- What you need to do
Search the material below for the word "Information". Copy every line that has it.

- Excerpted records
— Start —

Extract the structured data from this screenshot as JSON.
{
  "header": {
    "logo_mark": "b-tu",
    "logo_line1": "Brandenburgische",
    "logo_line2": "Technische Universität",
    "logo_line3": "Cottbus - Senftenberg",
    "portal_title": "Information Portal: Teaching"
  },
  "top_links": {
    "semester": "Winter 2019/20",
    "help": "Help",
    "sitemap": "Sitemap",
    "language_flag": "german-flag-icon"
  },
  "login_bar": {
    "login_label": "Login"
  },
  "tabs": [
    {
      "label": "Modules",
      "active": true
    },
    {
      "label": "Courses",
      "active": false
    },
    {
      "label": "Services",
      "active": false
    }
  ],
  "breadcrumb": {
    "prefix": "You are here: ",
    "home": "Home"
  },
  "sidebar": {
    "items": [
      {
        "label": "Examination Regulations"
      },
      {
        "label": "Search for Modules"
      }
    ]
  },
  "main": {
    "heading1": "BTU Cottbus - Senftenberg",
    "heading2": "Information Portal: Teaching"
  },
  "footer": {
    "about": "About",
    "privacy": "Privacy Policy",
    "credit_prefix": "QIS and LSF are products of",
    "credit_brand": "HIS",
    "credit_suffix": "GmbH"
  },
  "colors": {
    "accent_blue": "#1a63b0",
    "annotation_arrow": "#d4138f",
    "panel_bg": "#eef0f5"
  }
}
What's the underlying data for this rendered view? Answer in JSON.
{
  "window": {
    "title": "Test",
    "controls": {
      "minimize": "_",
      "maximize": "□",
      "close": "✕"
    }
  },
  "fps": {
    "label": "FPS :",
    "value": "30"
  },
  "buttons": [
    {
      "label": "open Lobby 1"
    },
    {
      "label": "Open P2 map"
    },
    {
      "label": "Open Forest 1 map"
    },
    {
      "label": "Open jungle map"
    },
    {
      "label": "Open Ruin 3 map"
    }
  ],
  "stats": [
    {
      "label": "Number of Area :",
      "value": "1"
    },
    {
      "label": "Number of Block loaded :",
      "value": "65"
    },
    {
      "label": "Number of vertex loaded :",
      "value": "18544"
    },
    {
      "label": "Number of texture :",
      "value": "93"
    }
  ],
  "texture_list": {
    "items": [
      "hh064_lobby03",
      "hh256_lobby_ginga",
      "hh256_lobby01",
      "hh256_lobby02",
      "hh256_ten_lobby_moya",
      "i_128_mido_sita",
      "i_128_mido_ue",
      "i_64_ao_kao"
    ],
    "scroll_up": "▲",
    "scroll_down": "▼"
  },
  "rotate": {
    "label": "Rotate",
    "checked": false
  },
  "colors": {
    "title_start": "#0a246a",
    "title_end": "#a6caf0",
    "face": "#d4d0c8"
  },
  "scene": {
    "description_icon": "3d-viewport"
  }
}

— End —
— Start —

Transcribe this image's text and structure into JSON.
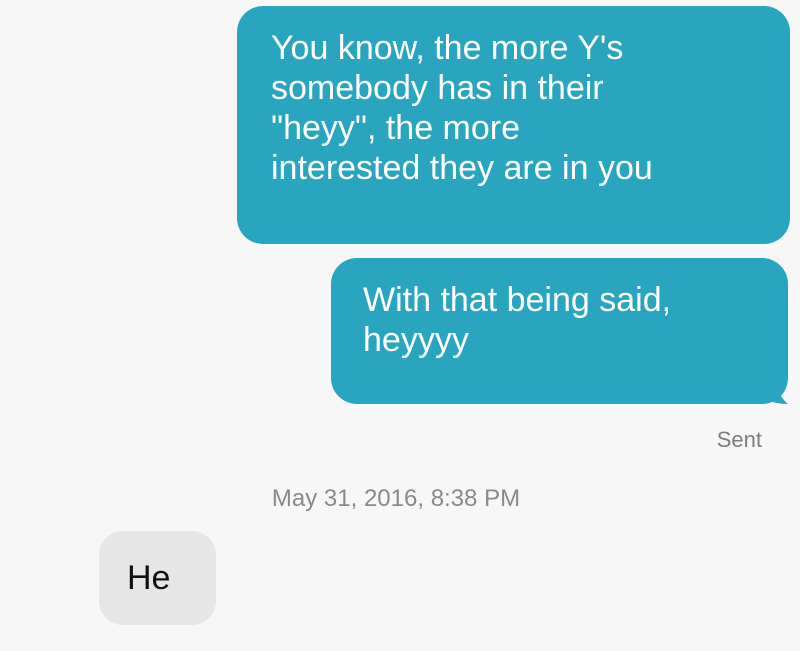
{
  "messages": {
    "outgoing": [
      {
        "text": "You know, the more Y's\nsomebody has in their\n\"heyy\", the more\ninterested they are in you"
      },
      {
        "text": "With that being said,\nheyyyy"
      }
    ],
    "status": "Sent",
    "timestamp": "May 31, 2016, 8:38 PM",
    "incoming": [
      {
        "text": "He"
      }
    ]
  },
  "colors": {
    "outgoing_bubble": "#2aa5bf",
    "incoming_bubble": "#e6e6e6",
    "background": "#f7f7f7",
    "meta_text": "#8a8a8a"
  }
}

— End —

- Result of the task
    "portal_title": "Information Portal: Teaching"
    "heading2": "Information Portal: Teaching"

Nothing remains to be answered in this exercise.